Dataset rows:
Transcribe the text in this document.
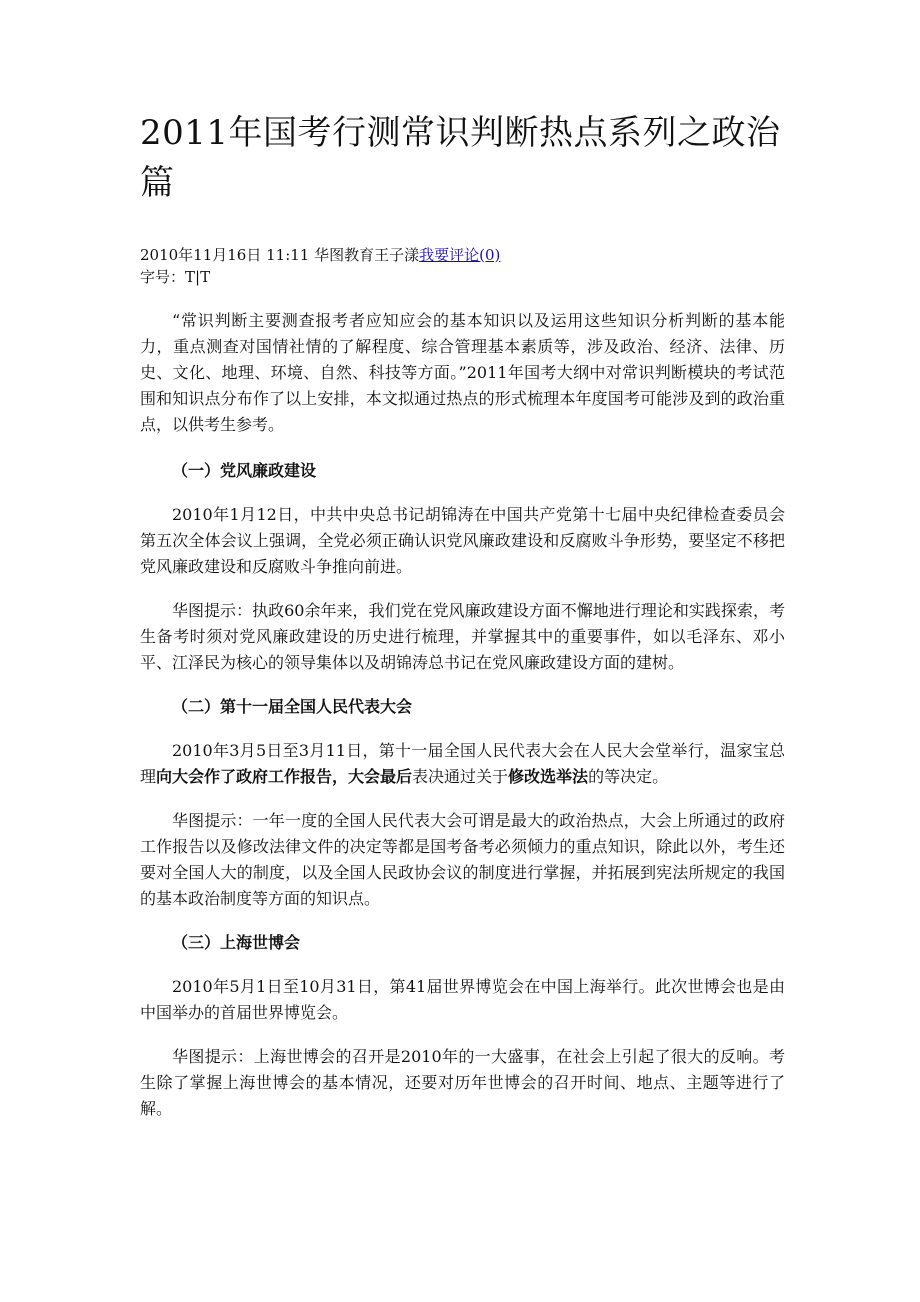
2011年国考行测常识判断热点系列之政治篇

2010年11月16日 11:11 华图教育王子漾我要评论(0)

字号：T|T

“常识判断主要测查报考者应知应会的基本知识以及运用这些知识分析判断的基本能力，重点测查对国情社情的了解程度、综合管理基本素质等，涉及政治、经济、法律、历史、文化、地理、环境、自然、科技等方面。”2011年国考大纲中对常识判断模块的考试范围和知识点分布作了以上安排，本文拟通过热点的形式梳理本年度国考可能涉及到的政治重点，以供考生参考。

（一）党风廉政建设

2010年1月12日，中共中央总书记胡锦涛在中国共产党第十七届中央纪律检查委员会第五次全体会议上强调，全党必须正确认识党风廉政建设和反腐败斗争形势，要坚定不移把党风廉政建设和反腐败斗争推向前进。

华图提示：执政60余年来，我们党在党风廉政建设方面不懈地进行理论和实践探索，考生备考时须对党风廉政建设的历史进行梳理，并掌握其中的重要事件，如以毛泽东、邓小平、江泽民为核心的领导集体以及胡锦涛总书记在党风廉政建设方面的建树。

（二）第十一届全国人民代表大会

2010年3月5日至3月11日，第十一届全国人民代表大会在人民大会堂举行，温家宝总理向大会作了政府工作报告，大会最后表决通过关于修改选举法的等决定。

华图提示：一年一度的全国人民代表大会可谓是最大的政治热点，大会上所通过的政府工作报告以及修改法律文件的决定等都是国考备考必须倾力的重点知识，除此以外，考生还要对全国人大的制度，以及全国人民政协会议的制度进行掌握，并拓展到宪法所规定的我国的基本政治制度等方面的知识点。

（三）上海世博会

2010年5月1日至10月31日，第41届世界博览会在中国上海举行。此次世博会也是由中国举办的首届世界博览会。

华图提示：上海世博会的召开是2010年的一大盛事，在社会上引起了很大的反响。考生除了掌握上海世博会的基本情况，还要对历年世博会的召开时间、地点、主题等进行了解。
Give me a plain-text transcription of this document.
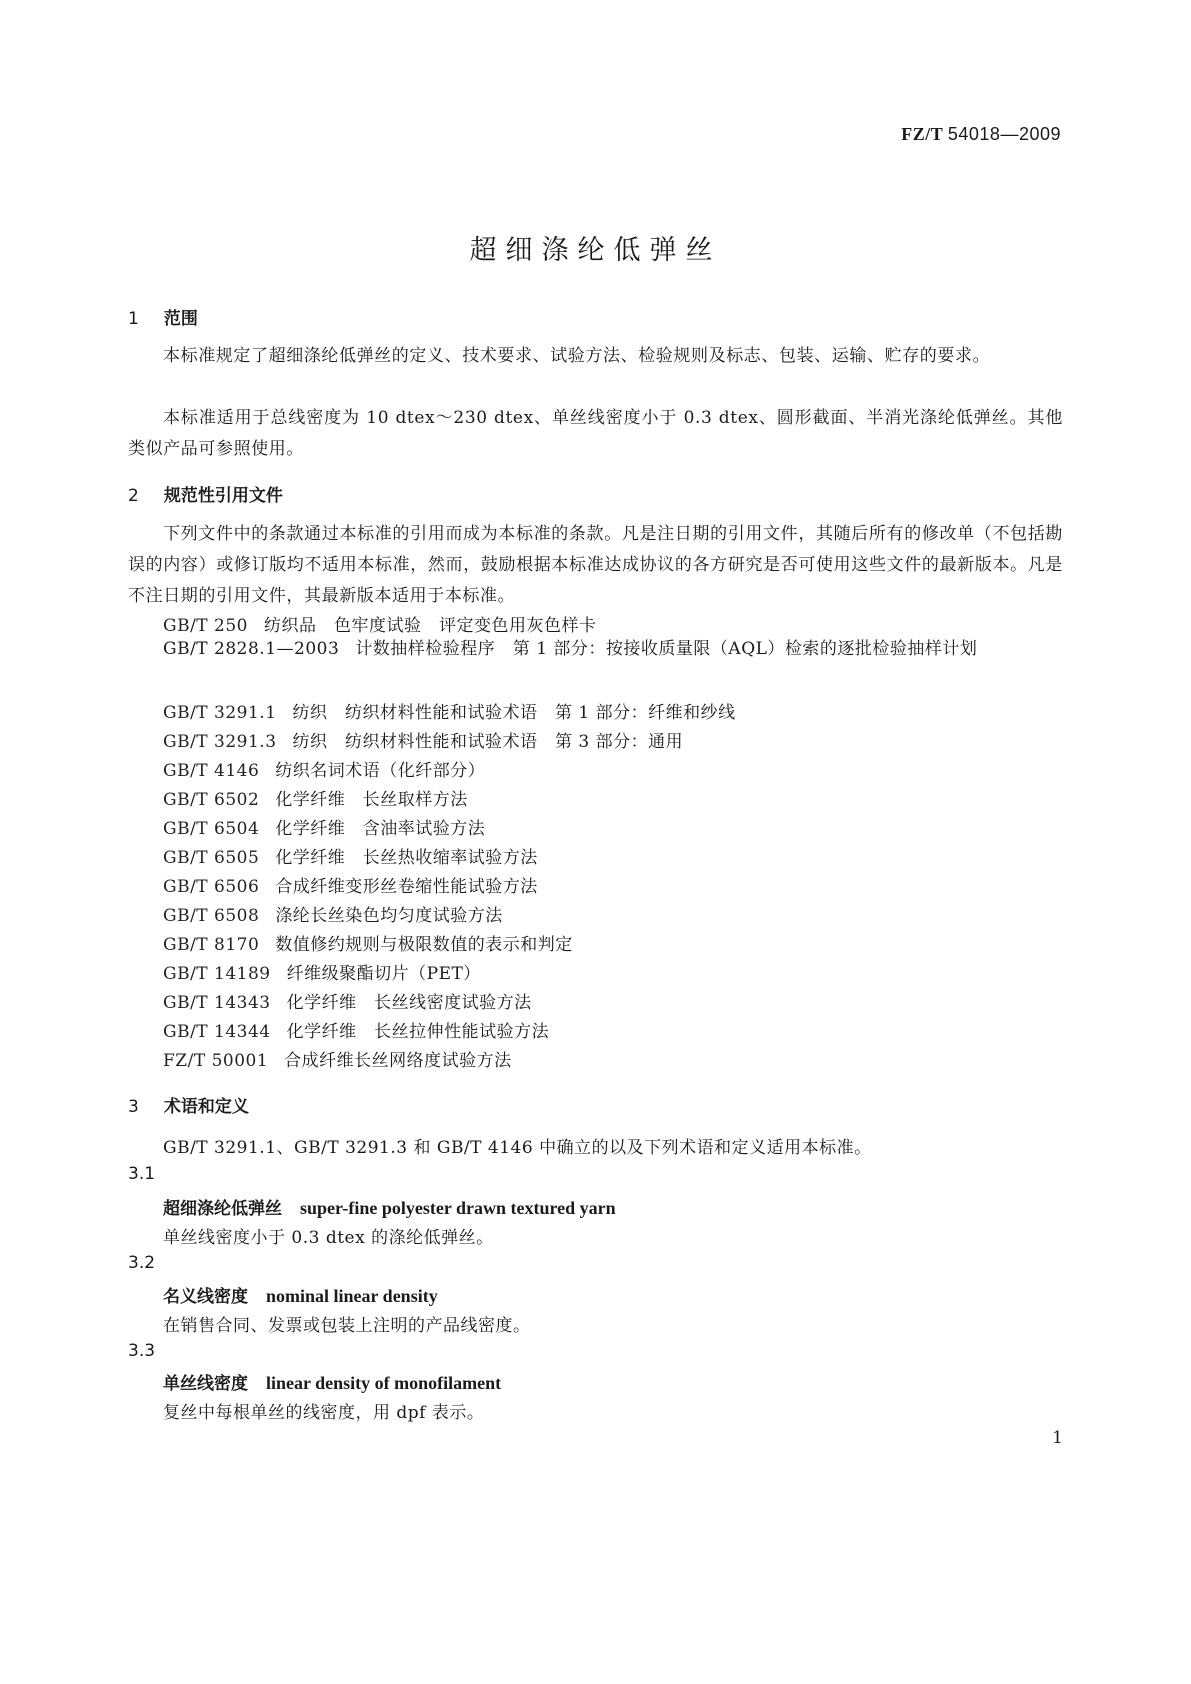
FZ/T 54018—2009
超细涤纶低弹丝
1 范围
本标准规定了超细涤纶低弹丝的定义、技术要求、试验方法、检验规则及标志、包装、运输、贮存的要求。
本标准适用于总线密度为 10 dtex～230 dtex、单丝线密度小于 0.3 dtex、圆形截面、半消光涤纶低弹丝。其他类似产品可参照使用。
2 规范性引用文件
下列文件中的条款通过本标准的引用而成为本标准的条款。凡是注日期的引用文件，其随后所有的修改单（不包括勘误的内容）或修订版均不适用本标准，然而，鼓励根据本标准达成协议的各方研究是否可使用这些文件的最新版本。凡是不注日期的引用文件，其最新版本适用于本标准。
GB/T 250 纺织品　色牢度试验　评定变色用灰色样卡
GB/T 2828.1—2003 计数抽样检验程序　第 1 部分：按接收质量限（AQL）检索的逐批检验抽样计划
GB/T 3291.1 纺织　纺织材料性能和试验术语　第 1 部分：纤维和纱线
GB/T 3291.3 纺织　纺织材料性能和试验术语　第 3 部分：通用
GB/T 4146 纺织名词术语（化纤部分）
GB/T 6502 化学纤维　长丝取样方法
GB/T 6504 化学纤维　含油率试验方法
GB/T 6505 化学纤维　长丝热收缩率试验方法
GB/T 6506 合成纤维变形丝卷缩性能试验方法
GB/T 6508 涤纶长丝染色均匀度试验方法
GB/T 8170 数值修约规则与极限数值的表示和判定
GB/T 14189 纤维级聚酯切片（PET）
GB/T 14343 化学纤维　长丝线密度试验方法
GB/T 14344 化学纤维　长丝拉伸性能试验方法
FZ/T 50001 合成纤维长丝网络度试验方法
3 术语和定义
GB/T 3291.1、GB/T 3291.3 和 GB/T 4146 中确立的以及下列术语和定义适用本标准。
3.1
超细涤纶低弹丝 super-fine polyester drawn textured yarn
单丝线密度小于 0.3 dtex 的涤纶低弹丝。
3.2
名义线密度 nominal linear density
在销售合同、发票或包装上注明的产品线密度。
3.3
单丝线密度 linear density of monofilament
复丝中每根单丝的线密度，用 dpf 表示。
1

▶ _INSTRUCTION_:
Go through the material above and print all of it exactly, except the pictures.

▶ _FULL SOLUTION_:
Transcribe the text in this document.
2011年国考行测常识判断热点系列之政治篇

2010年11月16日 11:11 华图教育王子漾我要评论(0)

字号：T|T

“常识判断主要测查报考者应知应会的基本知识以及运用这些知识分析判断的基本能力，重点测查对国情社情的了解程度、综合管理基本素质等，涉及政治、经济、法律、历史、文化、地理、环境、自然、科技等方面。”2011年国考大纲中对常识判断模块的考试范围和知识点分布作了以上安排，本文拟通过热点的形式梳理本年度国考可能涉及到的政治重点，以供考生参考。

（一）党风廉政建设

2010年1月12日，中共中央总书记胡锦涛在中国共产党第十七届中央纪律检查委员会第五次全体会议上强调，全党必须正确认识党风廉政建设和反腐败斗争形势，要坚定不移把党风廉政建设和反腐败斗争推向前进。

华图提示：执政60余年来，我们党在党风廉政建设方面不懈地进行理论和实践探索，考生备考时须对党风廉政建设的历史进行梳理，并掌握其中的重要事件，如以毛泽东、邓小平、江泽民为核心的领导集体以及胡锦涛总书记在党风廉政建设方面的建树。

（二）第十一届全国人民代表大会

2010年3月5日至3月11日，第十一届全国人民代表大会在人民大会堂举行，温家宝总理向大会作了政府工作报告，大会最后表决通过关于修改选举法的等决定。

华图提示：一年一度的全国人民代表大会可谓是最大的政治热点，大会上所通过的政府工作报告以及修改法律文件的决定等都是国考备考必须倾力的重点知识，除此以外，考生还要对全国人大的制度，以及全国人民政协会议的制度进行掌握，并拓展到宪法所规定的我国的基本政治制度等方面的知识点。

（三）上海世博会

2010年5月1日至10月31日，第41届世界博览会在中国上海举行。此次世博会也是由中国举办的首届世界博览会。

华图提示：上海世博会的召开是2010年的一大盛事，在社会上引起了很大的反响。考生除了掌握上海世博会的基本情况，还要对历年世博会的召开时间、地点、主题等进行了解。
Give me a plain-text transcription of this document.
FZ/T 54018—2009
超细涤纶低弹丝
1 范围
本标准规定了超细涤纶低弹丝的定义、技术要求、试验方法、检验规则及标志、包装、运输、贮存的要求。
本标准适用于总线密度为 10 dtex～230 dtex、单丝线密度小于 0.3 dtex、圆形截面、半消光涤纶低弹丝。其他类似产品可参照使用。
2 规范性引用文件
下列文件中的条款通过本标准的引用而成为本标准的条款。凡是注日期的引用文件，其随后所有的修改单（不包括勘误的内容）或修订版均不适用本标准，然而，鼓励根据本标准达成协议的各方研究是否可使用这些文件的最新版本。凡是不注日期的引用文件，其最新版本适用于本标准。
GB/T 250 纺织品　色牢度试验　评定变色用灰色样卡
GB/T 2828.1—2003 计数抽样检验程序　第 1 部分：按接收质量限（AQL）检索的逐批检验抽样计划
GB/T 3291.1 纺织　纺织材料性能和试验术语　第 1 部分：纤维和纱线
GB/T 3291.3 纺织　纺织材料性能和试验术语　第 3 部分：通用
GB/T 4146 纺织名词术语（化纤部分）
GB/T 6502 化学纤维　长丝取样方法
GB/T 6504 化学纤维　含油率试验方法
GB/T 6505 化学纤维　长丝热收缩率试验方法
GB/T 6506 合成纤维变形丝卷缩性能试验方法
GB/T 6508 涤纶长丝染色均匀度试验方法
GB/T 8170 数值修约规则与极限数值的表示和判定
GB/T 14189 纤维级聚酯切片（PET）
GB/T 14343 化学纤维　长丝线密度试验方法
GB/T 14344 化学纤维　长丝拉伸性能试验方法
FZ/T 50001 合成纤维长丝网络度试验方法
3 术语和定义
GB/T 3291.1、GB/T 3291.3 和 GB/T 4146 中确立的以及下列术语和定义适用本标准。
3.1
超细涤纶低弹丝 super-fine polyester drawn textured yarn
单丝线密度小于 0.3 dtex 的涤纶低弹丝。
3.2
名义线密度 nominal linear density
在销售合同、发票或包装上注明的产品线密度。
3.3
单丝线密度 linear density of monofilament
复丝中每根单丝的线密度，用 dpf 表示。
1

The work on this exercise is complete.